▸ **Task statement**:
Within the records that follow, find every line containing the string "工商企业管理". Copy those lines.
----- Data lines -----
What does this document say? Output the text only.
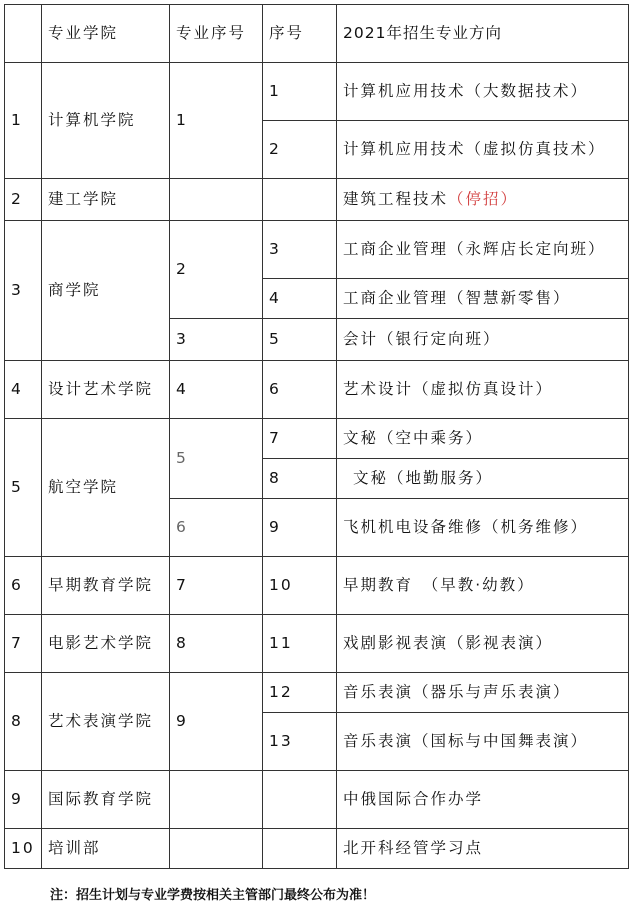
	专业学院	专业序号	序号	2021年招生专业方向
1	计算机学院	1	1	计算机应用技术（大数据技术）
			2	计算机应用技术（虚拟仿真技术）
2	建工学院			建筑工程技术（停招）
3	商学院	2	3	工商企业管理（永辉店长定向班）
			4	工商企业管理（智慧新零售）
		3	5	会计（银行定向班）
4	设计艺术学院	4	6	艺术设计（虚拟仿真设计）
5	航空学院	5	7	文秘（空中乘务）
			8	文秘（地勤服务）
		6	9	飞机机电设备维修（机务维修）
6	早期教育学院	7	10	早期教育　（早教·幼教）
7	电影艺术学院	8	11	戏剧影视表演（影视表演）
8	艺术表演学院	9	12	音乐表演（器乐与声乐表演）
			13	音乐表演（国标与中国舞表演）
9	国际教育学院			中俄国际合作办学
10	培训部			北开科经管学习点
注：招生计划与专业学费按相关主管部门最终公布为准！
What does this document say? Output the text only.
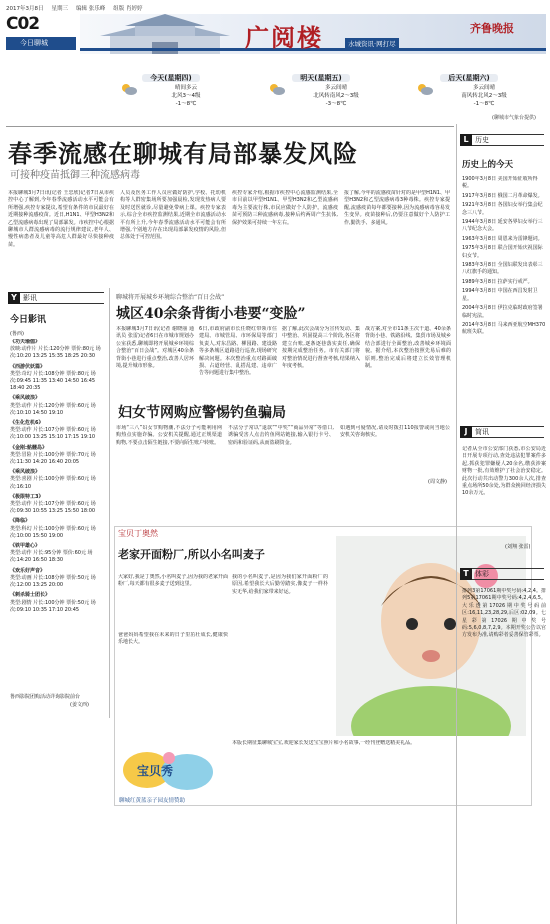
2017年3月8日 星期三 编辑 张乐峰 组版 肖婷婷
C02
今日聊城	广阅楼	水城资讯·网打尽
齐鲁晚报
今天(星期四)
晴间多云
北风3～4级
-1～8℃
明天(星期五)
多云间晴
北风转南风2～3级
-3～8℃
后天(星期六)
多云间晴
南风转北风2～3级
-1～8℃
(聊城市气象台提供)
春季流感在聊城有局部暴发风险
可接种疫苗抵御三种流感病毒
本报聊城3月7日讯(记者 王忠欣)记者7日从市疾控中心了解到,今年春季流感活动水平可能会有所增强,疾控专家提议,希望有条件的市民最好在近期接种流感疫苗。近日,H1N1、甲型H3N2和乙型流感病毒出现了局部暴发。市疾控中心根据聊城市人群流感病毒的流行规律建议,老年人、慢性病患者及儿童等高危人群最好尽快接种疫苗。
人员及医务工作人员应做好防护,学校、托幼机构等人群密集场所要加强晨检,发现发热病人要及时送医就诊,尽量避免带病上课。疾控专家表示,综合全市疾控监测结果,近期全市流感活动水平有所上升,今年春季流感活动水平可能会有所增强,个别地方存在出现局部暴发疫情的风险,但总体处于可控范围。
疾控专家介绍,根据市疾控中心流感监测结果,全市目前以甲型H1N1、甲型H3N2和乙型流感病毒为主要流行株,市民应做好个人防护。流感疫苗可预防三种流感病毒,接种后约两周产生抗体,保护效果可持续一年左右。
报了解,今年的流感疫苗针对的是甲型H1N1、甲型H3N2和乙型流感病毒3种毒株。疾控专家提醒,流感疫苗每年都要接种,因为流感病毒容易发生变异。疫苗接种后,仍要注意做好个人防护工作,勤洗手、多通风。
Y 影讯
今日影讯
(鲁西)
《功夫瑜伽》
放映:动作片 片长:120分钟 票价:80元 场次:10:20 13:25 15:35 18:25 20:30
《西游伏妖篇》
类型:奇幻 片长:108分钟 票价:80元 场次:09:45 11:35 13:40 14:50 16:45 18:40 20:35
《乘风破浪》
类型:动作 片长:120分钟 票价:60元 场次:10:10 14:50 19:10
《生化危机6》
类型:动作 片长:107分钟 票价:60元 场次:10:00 13:25 15:10 17:15 19:10
《金刚:骷髅岛》
类型:冒险 片长:100分钟 票价:70元 场次:11:30 14:20 16:40 20:05
《乘风破浪》
类型:喜剧 片长:100分钟 票价:60元 场次:16:10
《极限特工3》
类型:动作 片长:107分钟 票价:60元 场次:09:30 10:55 13:25 15:50 18:00
《降临》
类型:科幻 片长:100分钟 票价:60元 场次:10:00 15:50 19:00
《铁甲雄心》
类型:动作 片长:95分钟 票价:60元 场次:14:20 16:50 18:30
《欢乐好声音》
类型:动画 片长:108分钟 票价:50元 场次:12:00 13:25 20:00
《刺杀骑士团长》
类型:剧情 片长:100分钟 票价:50元 场次:09:10 10:35 17:10 20:45
鲁西影院团购活动详询影院前台
(姜文西)
聊城将开展城乡环境综合整治“百日会战”
城区40余条背街小巷要“变脸”
本报聊城3月7日讯(记者 谢晓丽 通讯员 张雷)记者6日在市城市规划办公室获悉,聊城即将开展城乡环境综合整治“百日会战”。对城区40余条背街小巷进行重点整治,改善人居环境,提升城市形象。
6日,市政府副市长任晓红带领市住建局、市城管局、市环保局等部门负责人,对东昌路、柳园路、建设路等多条城区道路进行巡查,现场研究解决问题。本次整治重点对路面破损、占道经营、乱搭乱建、违章广告等问题进行集中整治。
据了解,此次会战分为宣传发动、集中整治、巩固提高三个阶段,各区将建立台账,逐条逐巷落实责任,确保按期完成整治任务。市有关部门将对整治情况进行督查考核,结果纳入年度考核。
战方案,对全市11条主次干道、40余条背街小巷、铁路沿线、集贸市场及城乡结合部进行全面整治,改善城乡环境面貌。据介绍,本次整治按照先易后难的原则,整治完成后将建立长效管理机制。
妇女节网购应警惕钓鱼骗局
市场“三八”妇女节购物潮,不法分子可能利用网购热点实施诈骗。公安机关提醒,通过正规渠道购物,不要点击陌生链接,不要向陌生账户转账。
不法分子常以“退款”“中奖”“商品异常”等借口,诱骗受害人点击钓鱼网站链接,输入银行卡号、密码和验证码,从而盗刷资金。
如遇到可疑情况,请及时拨打110报警或向当地公安机关咨询核实。
(周文静)
宝贝丁奥然
老家开面粉厂,所以小名叫麦子
大家好,我是丁奥然,小名叫麦子,因为我的老家开面粉厂,每天都有很多麦子送到这里。
爸爸妈妈希望我在未来的日子里茁壮成长,健康快乐地长大。
我的小名叫麦子,是因为我们家开面粉厂的原因,希望我长大后勤劳踏实,像麦子一样朴实无华,给我们家带来好运。
本版长期征集聊城宝宝,欢迎家长发送宝宝照片和小名故事,一经刊登赠送精美礼品。
宝贝秀
聊城红黄蓝亲子园友情赞助
L 历史
历史上的今天
1900年3月8日 美国开始征收所得税。
1917年3月8日 俄国二月革命爆发。
1921年3月8日 各国妇女举行集会纪念三八节。
1944年3月8日 延安各界妇女举行三八节纪念大会。
1963年3月8日 周恩来为雷锋题词。
1975年3月8日 联合国开始庆祝国际妇女节。
1983年3月8日 全国妇联发出表彰三八红旗手的通知。
1989年3月8日 拉萨实行戒严。
1994年3月8日 中国在西昌发射卫星。
2004年3月8日 伊拉克临时政府签署临时宪法。
2014年3月8日 马来西亚航空MH370航班失联。
J	简讯
记者从全市公安部门获悉,市公安局近日开展专项行动,查处违法犯罪案件多起,抓获犯罪嫌疑人20余名,缴获涉案财物一批,有效维护了社会治安稳定。此次行动共出动警力300余人次,排查重点场所50余处,为群众挽回经济损失10余万元。
(刘翔 张雷)
T 体彩
排列3第17061期中奖号码:4,2,4。排列5第17061期中奖号码:4,2,4,6,5。大乐透第17026期中奖号码前区:16,11,23,28,29,后区:02,09。七星彩第17026期中奖号码:5,6,0,8,7,2,9。本期开奖公告以官方发布为准,请购彩者妥善保管彩票。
-----
▸ **Solution to the exercise**:
3	商学院	2	3	工商企业管理（永辉店长定向班）
			4	工商企业管理（智慧新零售）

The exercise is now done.